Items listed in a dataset

---------------

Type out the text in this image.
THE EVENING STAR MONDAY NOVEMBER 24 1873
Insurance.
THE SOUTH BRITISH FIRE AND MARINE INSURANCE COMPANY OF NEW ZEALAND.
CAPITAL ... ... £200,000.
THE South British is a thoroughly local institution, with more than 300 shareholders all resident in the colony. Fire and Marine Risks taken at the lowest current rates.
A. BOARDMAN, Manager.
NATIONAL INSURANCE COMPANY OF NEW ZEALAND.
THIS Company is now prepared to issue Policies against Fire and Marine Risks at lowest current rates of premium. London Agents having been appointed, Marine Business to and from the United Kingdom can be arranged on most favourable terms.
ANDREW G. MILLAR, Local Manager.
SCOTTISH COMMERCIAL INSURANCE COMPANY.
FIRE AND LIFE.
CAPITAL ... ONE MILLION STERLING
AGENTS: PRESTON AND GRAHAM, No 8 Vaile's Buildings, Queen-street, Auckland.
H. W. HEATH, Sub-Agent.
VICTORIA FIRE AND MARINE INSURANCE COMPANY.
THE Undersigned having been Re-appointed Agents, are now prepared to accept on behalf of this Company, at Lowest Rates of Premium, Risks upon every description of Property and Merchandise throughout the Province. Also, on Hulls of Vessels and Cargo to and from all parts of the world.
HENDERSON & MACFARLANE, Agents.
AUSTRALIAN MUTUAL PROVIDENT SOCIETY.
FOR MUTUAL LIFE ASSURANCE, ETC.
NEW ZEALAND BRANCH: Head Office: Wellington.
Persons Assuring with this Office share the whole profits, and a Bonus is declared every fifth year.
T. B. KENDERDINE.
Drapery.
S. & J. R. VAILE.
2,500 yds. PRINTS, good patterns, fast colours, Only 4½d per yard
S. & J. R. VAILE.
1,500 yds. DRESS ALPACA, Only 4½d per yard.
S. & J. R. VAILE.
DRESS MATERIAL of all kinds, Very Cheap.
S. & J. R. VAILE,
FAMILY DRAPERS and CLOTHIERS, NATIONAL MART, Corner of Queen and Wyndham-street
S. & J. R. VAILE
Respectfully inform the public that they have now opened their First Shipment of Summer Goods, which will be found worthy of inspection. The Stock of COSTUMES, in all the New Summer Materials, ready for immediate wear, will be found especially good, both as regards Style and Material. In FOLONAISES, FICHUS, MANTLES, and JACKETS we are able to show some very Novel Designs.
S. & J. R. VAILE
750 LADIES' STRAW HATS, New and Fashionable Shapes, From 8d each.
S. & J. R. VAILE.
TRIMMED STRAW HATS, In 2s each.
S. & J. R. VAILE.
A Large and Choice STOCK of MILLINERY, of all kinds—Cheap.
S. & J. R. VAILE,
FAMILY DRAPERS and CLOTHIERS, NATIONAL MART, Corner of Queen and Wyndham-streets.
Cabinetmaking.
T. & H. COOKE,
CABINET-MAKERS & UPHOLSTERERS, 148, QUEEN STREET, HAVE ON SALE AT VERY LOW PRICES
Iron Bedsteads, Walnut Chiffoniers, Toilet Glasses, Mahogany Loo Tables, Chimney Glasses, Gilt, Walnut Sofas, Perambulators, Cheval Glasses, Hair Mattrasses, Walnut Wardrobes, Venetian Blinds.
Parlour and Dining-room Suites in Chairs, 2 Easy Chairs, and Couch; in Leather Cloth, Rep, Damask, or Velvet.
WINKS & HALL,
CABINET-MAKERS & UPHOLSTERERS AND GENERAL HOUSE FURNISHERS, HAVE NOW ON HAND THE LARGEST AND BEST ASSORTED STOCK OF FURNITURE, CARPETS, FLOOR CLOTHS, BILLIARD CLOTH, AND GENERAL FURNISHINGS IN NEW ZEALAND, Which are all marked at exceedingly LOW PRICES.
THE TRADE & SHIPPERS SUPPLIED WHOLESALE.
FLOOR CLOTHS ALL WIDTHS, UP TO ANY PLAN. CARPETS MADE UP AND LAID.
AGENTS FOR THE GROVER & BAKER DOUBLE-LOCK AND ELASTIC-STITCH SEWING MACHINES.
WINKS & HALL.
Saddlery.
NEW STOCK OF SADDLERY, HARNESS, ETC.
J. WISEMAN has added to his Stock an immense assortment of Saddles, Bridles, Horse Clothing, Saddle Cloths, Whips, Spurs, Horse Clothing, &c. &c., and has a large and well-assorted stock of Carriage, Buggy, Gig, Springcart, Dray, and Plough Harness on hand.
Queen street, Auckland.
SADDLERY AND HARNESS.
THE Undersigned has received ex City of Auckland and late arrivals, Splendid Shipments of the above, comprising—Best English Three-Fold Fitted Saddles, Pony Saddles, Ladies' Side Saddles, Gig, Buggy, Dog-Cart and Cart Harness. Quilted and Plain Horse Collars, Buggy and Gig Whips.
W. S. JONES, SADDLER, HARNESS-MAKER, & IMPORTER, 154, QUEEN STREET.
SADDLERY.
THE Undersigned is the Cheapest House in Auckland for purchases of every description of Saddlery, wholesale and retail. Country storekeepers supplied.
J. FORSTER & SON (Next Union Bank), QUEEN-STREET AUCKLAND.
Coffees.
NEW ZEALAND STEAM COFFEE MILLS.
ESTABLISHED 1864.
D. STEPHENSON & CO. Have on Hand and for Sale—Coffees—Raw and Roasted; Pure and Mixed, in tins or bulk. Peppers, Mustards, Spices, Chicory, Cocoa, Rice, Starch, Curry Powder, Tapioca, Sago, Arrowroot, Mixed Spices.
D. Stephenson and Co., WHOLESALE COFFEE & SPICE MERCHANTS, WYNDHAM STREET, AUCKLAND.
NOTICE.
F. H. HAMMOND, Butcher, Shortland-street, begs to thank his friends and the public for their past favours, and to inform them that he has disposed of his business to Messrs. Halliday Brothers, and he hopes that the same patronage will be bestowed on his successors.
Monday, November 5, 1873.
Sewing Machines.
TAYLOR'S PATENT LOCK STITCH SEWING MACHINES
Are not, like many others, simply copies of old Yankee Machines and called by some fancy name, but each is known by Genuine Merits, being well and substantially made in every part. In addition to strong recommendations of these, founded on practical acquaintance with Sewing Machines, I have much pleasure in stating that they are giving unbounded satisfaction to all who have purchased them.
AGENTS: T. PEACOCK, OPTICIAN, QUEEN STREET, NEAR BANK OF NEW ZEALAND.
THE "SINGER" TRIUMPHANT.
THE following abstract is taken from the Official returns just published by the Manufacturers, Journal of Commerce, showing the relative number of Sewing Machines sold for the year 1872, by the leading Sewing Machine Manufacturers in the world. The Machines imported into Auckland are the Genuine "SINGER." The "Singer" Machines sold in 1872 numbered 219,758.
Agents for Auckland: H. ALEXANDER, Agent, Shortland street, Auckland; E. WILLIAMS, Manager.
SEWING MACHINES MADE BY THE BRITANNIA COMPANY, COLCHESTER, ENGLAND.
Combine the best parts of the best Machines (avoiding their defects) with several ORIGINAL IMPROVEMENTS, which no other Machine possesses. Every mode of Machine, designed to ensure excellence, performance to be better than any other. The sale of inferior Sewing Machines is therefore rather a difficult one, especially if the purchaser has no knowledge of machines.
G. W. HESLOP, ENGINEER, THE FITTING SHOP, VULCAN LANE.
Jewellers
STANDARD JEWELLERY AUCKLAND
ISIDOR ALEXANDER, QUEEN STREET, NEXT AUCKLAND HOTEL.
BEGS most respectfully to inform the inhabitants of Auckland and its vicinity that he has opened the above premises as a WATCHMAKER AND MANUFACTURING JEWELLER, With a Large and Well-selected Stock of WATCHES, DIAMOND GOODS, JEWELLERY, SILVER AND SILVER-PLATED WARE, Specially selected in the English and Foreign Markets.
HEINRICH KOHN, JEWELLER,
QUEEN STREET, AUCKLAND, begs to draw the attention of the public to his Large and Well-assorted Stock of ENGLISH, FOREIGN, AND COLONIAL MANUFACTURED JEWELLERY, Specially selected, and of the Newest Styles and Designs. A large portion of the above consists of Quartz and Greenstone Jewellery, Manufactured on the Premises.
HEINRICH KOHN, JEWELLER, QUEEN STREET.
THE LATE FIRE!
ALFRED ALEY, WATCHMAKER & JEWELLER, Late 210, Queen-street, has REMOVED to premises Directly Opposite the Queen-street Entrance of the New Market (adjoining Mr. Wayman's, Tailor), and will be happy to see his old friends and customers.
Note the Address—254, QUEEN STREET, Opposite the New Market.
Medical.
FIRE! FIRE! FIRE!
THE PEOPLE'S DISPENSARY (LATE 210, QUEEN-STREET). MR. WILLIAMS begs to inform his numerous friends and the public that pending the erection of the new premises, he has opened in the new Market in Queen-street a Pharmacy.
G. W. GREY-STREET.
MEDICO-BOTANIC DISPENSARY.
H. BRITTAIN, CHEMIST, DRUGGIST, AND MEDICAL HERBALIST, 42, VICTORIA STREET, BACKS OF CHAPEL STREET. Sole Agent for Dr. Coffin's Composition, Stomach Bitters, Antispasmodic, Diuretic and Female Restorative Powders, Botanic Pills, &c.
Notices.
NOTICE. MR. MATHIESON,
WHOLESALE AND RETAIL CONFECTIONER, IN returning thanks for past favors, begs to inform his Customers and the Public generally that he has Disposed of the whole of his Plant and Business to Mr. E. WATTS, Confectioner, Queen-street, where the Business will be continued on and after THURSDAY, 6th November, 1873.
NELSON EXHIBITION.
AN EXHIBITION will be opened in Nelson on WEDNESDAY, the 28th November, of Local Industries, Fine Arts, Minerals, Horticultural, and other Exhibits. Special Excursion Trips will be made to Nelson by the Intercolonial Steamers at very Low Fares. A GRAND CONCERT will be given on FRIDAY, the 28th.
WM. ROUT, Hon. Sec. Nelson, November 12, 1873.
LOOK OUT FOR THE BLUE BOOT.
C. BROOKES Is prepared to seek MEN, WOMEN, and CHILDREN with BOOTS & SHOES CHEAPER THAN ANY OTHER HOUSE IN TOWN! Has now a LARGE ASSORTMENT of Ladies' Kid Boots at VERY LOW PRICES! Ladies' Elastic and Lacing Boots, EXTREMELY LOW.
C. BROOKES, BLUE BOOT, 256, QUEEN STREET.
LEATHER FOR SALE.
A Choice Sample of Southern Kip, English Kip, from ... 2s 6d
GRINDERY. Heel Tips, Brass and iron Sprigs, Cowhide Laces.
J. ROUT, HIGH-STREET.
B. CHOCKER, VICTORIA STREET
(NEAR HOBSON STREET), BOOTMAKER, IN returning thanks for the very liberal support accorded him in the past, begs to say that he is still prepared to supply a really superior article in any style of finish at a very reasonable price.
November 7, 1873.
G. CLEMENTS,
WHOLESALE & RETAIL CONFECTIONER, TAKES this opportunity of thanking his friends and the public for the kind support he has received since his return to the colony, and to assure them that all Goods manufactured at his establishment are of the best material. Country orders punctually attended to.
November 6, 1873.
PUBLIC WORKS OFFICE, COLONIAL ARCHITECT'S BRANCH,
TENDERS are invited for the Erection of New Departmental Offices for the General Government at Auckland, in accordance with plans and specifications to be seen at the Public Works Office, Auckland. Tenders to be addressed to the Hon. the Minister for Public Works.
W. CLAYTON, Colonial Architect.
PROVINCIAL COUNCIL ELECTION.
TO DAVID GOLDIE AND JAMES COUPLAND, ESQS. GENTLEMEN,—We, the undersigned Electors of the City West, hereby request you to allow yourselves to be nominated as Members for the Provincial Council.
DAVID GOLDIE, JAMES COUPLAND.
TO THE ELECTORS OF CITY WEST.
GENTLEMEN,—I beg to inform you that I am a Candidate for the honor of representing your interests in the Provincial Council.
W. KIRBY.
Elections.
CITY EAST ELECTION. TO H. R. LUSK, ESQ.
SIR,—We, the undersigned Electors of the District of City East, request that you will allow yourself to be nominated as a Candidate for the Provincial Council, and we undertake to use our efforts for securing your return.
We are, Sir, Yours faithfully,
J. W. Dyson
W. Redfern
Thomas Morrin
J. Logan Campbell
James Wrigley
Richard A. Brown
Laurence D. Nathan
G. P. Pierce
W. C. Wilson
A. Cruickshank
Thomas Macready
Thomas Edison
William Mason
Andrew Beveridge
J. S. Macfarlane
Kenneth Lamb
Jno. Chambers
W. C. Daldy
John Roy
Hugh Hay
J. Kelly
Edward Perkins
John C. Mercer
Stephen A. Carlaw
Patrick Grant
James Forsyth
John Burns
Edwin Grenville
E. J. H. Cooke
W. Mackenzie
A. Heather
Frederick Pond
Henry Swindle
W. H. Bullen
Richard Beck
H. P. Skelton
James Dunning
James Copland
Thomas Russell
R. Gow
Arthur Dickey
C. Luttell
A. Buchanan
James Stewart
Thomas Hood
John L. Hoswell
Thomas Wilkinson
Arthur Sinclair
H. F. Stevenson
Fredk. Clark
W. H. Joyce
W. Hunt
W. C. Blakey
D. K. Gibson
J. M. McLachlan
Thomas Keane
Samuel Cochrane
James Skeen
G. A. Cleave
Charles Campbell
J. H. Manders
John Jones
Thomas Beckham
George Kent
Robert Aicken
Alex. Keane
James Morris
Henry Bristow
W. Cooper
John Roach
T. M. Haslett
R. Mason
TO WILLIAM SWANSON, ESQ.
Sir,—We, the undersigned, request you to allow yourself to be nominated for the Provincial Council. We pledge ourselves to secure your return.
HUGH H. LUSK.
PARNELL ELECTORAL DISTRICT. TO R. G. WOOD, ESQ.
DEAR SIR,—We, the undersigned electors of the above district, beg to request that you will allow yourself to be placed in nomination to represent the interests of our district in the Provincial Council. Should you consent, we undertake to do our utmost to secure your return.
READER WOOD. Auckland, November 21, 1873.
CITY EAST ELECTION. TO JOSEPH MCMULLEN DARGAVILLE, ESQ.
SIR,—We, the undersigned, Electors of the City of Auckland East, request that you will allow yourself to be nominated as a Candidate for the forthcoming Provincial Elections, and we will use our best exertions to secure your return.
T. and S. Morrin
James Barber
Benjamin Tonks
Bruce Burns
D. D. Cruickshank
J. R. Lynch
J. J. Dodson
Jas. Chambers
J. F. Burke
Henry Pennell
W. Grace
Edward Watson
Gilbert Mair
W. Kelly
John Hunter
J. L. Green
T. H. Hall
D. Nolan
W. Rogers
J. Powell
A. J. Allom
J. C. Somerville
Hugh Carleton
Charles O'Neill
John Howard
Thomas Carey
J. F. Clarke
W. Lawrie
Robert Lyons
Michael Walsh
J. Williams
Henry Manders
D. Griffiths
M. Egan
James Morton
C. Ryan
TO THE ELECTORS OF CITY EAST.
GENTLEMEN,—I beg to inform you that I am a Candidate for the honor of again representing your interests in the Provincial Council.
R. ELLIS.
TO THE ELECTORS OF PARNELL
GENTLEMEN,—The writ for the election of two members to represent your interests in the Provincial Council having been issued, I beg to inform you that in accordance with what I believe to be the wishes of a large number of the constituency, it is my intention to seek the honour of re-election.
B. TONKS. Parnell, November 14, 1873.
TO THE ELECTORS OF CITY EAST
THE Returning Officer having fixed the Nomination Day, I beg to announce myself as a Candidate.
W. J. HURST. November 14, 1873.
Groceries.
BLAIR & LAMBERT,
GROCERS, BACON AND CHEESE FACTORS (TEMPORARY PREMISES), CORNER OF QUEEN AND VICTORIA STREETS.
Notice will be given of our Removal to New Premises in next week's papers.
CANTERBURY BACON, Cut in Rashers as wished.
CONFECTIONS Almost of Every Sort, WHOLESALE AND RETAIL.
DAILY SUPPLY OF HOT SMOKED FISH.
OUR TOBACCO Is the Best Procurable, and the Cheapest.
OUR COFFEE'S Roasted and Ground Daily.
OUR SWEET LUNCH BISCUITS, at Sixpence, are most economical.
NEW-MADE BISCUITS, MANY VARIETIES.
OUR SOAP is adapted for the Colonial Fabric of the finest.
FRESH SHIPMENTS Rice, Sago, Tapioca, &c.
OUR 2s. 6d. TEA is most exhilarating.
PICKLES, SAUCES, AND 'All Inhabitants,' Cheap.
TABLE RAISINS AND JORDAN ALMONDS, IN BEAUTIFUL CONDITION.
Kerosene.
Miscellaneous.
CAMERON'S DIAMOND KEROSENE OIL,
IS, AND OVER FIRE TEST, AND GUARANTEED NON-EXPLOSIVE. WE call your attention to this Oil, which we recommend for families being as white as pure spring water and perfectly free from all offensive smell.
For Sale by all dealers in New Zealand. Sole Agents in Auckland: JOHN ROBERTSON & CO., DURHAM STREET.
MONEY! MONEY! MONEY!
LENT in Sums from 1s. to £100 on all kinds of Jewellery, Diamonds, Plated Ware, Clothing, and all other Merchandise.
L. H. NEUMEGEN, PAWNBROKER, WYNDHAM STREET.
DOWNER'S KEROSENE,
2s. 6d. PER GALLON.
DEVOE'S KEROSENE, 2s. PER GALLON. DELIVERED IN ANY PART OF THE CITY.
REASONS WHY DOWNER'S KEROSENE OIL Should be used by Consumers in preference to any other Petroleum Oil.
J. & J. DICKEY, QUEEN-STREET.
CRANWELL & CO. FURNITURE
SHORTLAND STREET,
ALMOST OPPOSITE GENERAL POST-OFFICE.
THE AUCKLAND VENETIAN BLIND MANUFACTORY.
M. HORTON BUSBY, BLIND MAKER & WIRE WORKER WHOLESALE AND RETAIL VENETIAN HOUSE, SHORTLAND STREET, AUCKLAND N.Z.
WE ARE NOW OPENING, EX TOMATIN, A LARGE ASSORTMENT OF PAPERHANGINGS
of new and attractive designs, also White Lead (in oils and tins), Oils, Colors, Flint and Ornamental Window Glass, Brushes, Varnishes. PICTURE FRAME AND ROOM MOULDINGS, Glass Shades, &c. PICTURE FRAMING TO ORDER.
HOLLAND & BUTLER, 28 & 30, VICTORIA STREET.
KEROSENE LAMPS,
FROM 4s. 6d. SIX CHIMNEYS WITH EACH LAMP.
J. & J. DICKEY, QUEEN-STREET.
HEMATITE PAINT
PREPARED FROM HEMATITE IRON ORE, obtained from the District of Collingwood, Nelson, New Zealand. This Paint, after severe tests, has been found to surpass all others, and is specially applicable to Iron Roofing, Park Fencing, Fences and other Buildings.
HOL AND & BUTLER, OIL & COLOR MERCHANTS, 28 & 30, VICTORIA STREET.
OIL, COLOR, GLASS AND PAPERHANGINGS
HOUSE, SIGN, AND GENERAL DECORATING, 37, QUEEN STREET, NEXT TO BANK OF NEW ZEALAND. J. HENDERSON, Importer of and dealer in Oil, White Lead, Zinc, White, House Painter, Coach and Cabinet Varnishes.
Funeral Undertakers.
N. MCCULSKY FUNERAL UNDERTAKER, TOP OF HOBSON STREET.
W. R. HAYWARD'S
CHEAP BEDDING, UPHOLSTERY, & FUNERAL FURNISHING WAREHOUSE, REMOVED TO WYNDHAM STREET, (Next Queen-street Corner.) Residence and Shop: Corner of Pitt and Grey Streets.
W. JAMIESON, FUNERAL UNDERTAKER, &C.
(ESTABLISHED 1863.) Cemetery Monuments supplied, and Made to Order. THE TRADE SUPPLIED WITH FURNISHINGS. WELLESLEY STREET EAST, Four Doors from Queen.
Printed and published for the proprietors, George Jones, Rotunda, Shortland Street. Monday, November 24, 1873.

---------------

- WORK TO COMPLETE -
Only the number is wanted: how many lines of these entries contain the string "MUTUAL"?

- COMPLETED EXERCISE -
2